» TASK GOAL: Track down every line below that holds "name" and copy it.

» DATA FOR THE TASK:
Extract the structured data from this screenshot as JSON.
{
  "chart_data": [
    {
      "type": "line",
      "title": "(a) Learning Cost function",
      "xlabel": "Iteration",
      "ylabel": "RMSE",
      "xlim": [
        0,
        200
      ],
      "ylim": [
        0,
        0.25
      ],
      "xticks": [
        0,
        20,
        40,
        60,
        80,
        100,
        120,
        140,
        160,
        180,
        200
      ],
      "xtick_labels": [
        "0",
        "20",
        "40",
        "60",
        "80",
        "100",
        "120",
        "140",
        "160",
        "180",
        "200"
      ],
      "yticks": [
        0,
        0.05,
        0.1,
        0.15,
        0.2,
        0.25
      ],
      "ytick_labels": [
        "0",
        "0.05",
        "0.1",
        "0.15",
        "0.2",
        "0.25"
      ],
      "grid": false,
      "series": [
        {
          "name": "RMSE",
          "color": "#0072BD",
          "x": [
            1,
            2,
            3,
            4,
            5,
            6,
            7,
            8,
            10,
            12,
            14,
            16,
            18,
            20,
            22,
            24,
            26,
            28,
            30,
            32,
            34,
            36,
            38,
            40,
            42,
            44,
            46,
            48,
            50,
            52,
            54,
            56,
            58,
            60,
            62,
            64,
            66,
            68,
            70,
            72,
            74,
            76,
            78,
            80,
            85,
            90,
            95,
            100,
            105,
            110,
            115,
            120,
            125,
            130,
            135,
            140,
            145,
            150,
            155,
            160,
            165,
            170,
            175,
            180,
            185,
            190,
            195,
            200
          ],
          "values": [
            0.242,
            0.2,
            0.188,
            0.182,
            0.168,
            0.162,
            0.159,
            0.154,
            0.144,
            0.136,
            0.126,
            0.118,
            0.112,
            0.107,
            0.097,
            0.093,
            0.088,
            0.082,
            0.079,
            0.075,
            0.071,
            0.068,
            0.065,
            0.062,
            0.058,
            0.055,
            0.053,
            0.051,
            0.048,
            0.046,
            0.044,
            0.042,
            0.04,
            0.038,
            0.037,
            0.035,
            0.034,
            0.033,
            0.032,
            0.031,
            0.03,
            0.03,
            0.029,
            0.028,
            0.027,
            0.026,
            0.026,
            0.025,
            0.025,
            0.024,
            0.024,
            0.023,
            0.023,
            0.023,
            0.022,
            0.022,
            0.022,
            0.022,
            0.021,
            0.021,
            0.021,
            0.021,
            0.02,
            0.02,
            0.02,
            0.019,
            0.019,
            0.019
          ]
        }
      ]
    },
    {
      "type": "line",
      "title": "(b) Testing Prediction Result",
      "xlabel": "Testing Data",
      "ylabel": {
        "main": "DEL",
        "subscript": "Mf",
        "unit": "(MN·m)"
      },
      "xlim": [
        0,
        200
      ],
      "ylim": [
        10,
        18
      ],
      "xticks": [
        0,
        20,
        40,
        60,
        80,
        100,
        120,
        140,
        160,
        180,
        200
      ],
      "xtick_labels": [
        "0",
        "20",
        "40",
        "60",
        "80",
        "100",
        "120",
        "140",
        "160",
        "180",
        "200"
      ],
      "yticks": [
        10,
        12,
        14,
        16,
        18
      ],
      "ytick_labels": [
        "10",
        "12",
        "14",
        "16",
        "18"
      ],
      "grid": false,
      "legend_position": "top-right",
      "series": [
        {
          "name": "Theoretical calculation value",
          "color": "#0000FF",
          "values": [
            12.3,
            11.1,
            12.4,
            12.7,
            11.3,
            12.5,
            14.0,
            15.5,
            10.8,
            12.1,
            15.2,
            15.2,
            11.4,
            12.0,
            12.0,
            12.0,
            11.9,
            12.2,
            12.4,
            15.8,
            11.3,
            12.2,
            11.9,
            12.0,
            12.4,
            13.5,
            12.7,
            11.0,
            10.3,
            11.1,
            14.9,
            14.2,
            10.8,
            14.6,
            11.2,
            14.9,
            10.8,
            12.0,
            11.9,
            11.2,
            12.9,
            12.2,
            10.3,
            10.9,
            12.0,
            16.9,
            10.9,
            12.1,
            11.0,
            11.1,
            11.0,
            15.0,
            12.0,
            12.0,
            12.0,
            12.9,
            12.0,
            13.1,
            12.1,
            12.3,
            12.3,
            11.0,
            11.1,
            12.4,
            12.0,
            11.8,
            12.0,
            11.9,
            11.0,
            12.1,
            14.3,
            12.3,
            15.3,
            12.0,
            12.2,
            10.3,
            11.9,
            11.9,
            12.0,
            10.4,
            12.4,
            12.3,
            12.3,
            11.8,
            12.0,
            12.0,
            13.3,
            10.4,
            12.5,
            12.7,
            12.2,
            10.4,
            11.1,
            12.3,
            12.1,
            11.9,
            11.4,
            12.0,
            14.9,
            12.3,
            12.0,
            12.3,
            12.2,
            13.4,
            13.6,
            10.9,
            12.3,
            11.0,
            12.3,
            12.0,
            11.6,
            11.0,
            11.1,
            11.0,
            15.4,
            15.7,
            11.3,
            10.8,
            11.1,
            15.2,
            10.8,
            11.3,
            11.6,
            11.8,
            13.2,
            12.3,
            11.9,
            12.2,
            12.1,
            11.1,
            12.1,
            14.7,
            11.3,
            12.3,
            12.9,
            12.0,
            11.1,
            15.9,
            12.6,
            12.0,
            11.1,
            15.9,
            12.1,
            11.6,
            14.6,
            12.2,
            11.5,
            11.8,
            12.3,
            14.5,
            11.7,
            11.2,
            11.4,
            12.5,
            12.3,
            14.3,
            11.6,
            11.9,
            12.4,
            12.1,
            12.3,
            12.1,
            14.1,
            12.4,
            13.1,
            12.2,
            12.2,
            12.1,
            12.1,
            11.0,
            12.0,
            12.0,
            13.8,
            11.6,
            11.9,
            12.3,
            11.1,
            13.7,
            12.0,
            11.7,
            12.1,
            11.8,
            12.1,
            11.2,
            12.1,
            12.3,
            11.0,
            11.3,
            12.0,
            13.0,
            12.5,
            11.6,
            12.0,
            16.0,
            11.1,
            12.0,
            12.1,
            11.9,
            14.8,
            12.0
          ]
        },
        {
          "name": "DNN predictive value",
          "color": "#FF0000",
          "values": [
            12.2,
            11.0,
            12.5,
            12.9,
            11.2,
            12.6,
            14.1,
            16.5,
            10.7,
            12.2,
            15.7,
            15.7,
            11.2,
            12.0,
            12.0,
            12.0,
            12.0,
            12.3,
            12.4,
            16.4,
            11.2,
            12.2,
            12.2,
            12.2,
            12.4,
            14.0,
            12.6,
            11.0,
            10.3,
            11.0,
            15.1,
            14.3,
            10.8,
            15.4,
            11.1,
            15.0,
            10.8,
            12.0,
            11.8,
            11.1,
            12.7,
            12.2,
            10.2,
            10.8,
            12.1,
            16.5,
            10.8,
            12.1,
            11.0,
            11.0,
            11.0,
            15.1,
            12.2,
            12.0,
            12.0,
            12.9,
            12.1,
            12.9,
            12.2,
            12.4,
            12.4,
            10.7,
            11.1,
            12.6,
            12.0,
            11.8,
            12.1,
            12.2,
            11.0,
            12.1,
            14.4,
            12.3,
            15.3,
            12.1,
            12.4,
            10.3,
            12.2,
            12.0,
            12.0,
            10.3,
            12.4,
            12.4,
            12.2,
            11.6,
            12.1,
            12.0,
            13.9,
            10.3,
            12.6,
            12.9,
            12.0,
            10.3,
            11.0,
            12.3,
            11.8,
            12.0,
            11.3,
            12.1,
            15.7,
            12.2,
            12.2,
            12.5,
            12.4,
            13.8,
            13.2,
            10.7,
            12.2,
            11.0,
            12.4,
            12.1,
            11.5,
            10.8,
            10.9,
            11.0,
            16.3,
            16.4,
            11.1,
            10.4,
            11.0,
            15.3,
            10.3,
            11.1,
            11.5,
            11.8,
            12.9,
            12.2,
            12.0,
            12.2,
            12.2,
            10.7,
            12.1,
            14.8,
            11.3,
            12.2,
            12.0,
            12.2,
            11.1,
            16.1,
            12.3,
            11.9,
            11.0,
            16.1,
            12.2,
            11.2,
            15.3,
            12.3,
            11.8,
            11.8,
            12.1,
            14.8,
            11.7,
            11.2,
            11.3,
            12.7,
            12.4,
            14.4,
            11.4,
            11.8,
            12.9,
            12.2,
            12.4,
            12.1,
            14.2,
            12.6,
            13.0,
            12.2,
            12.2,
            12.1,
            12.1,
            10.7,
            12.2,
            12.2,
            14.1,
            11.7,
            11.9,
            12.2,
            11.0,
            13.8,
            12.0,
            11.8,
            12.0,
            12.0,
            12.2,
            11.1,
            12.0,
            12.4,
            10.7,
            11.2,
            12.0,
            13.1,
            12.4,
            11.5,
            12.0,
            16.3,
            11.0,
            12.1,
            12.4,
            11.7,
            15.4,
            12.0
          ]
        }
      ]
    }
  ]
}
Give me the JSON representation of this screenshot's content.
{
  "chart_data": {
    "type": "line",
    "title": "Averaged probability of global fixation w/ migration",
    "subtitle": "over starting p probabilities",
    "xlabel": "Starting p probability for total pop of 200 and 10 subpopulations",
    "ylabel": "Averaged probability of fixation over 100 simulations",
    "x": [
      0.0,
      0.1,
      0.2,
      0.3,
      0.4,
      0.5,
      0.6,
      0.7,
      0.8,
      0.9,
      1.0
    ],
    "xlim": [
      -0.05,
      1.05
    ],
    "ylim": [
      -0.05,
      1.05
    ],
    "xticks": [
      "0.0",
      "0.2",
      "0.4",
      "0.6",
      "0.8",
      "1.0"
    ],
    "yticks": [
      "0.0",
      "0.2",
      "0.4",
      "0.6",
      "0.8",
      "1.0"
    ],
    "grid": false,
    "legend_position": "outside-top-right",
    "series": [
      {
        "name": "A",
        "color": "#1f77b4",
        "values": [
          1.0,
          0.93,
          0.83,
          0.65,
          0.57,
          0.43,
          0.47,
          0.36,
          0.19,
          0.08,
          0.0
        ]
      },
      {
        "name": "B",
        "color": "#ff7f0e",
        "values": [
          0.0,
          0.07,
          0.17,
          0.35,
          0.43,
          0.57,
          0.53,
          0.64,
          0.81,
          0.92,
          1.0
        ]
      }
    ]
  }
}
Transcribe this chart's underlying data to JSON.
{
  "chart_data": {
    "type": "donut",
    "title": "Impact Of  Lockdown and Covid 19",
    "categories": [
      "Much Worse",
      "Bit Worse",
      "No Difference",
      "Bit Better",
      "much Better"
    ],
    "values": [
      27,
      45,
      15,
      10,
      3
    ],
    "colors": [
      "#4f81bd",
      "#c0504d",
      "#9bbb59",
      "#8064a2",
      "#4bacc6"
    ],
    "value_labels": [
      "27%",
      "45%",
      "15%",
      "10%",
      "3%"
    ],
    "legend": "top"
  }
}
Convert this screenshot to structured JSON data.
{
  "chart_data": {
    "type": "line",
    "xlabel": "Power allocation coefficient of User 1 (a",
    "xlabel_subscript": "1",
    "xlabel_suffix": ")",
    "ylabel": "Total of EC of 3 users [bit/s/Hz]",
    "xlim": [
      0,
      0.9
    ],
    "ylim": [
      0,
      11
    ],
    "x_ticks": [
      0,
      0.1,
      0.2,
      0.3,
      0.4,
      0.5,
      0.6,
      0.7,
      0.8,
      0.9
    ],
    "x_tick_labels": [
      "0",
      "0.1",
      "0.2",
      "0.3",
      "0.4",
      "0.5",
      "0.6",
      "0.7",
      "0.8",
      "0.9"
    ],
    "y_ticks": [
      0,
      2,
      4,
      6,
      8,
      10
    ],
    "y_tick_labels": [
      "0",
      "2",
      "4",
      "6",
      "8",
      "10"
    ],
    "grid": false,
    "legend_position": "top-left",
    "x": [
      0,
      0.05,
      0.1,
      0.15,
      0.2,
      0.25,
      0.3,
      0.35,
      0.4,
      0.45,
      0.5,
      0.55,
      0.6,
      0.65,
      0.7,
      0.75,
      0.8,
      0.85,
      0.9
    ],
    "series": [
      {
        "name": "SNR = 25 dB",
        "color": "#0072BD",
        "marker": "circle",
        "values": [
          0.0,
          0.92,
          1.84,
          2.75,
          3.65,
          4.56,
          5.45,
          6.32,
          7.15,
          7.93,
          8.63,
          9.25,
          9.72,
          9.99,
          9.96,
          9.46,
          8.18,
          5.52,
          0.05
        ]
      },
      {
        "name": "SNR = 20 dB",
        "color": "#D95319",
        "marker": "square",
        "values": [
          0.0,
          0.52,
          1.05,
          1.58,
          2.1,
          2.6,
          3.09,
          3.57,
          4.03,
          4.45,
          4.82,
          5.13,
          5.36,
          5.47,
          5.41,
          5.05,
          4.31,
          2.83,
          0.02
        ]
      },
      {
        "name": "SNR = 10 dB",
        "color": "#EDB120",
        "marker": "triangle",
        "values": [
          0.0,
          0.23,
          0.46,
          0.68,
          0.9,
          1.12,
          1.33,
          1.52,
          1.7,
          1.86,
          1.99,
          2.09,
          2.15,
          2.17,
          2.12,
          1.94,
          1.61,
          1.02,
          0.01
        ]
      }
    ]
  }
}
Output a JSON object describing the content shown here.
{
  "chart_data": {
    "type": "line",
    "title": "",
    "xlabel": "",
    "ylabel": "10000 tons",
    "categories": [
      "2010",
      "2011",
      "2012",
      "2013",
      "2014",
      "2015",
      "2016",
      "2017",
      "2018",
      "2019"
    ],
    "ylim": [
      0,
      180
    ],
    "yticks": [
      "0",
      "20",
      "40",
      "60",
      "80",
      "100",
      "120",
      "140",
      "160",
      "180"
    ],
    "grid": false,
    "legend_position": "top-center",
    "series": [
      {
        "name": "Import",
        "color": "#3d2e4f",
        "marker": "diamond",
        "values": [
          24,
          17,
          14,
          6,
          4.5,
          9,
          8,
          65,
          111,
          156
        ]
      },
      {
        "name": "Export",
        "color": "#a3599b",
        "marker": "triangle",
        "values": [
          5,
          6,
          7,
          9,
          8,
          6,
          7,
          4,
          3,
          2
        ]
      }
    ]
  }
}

» TASK ANSWER:
          "name": "RMSE",
          "name": "Theoretical calculation value",
          "name": "DNN predictive value",
        "name": "A",
        "name": "B",
        "name": "SNR = 25 dB",
        "name": "SNR = 20 dB",
        "name": "SNR = 10 dB",
        "name": "Import",
        "name": "Export",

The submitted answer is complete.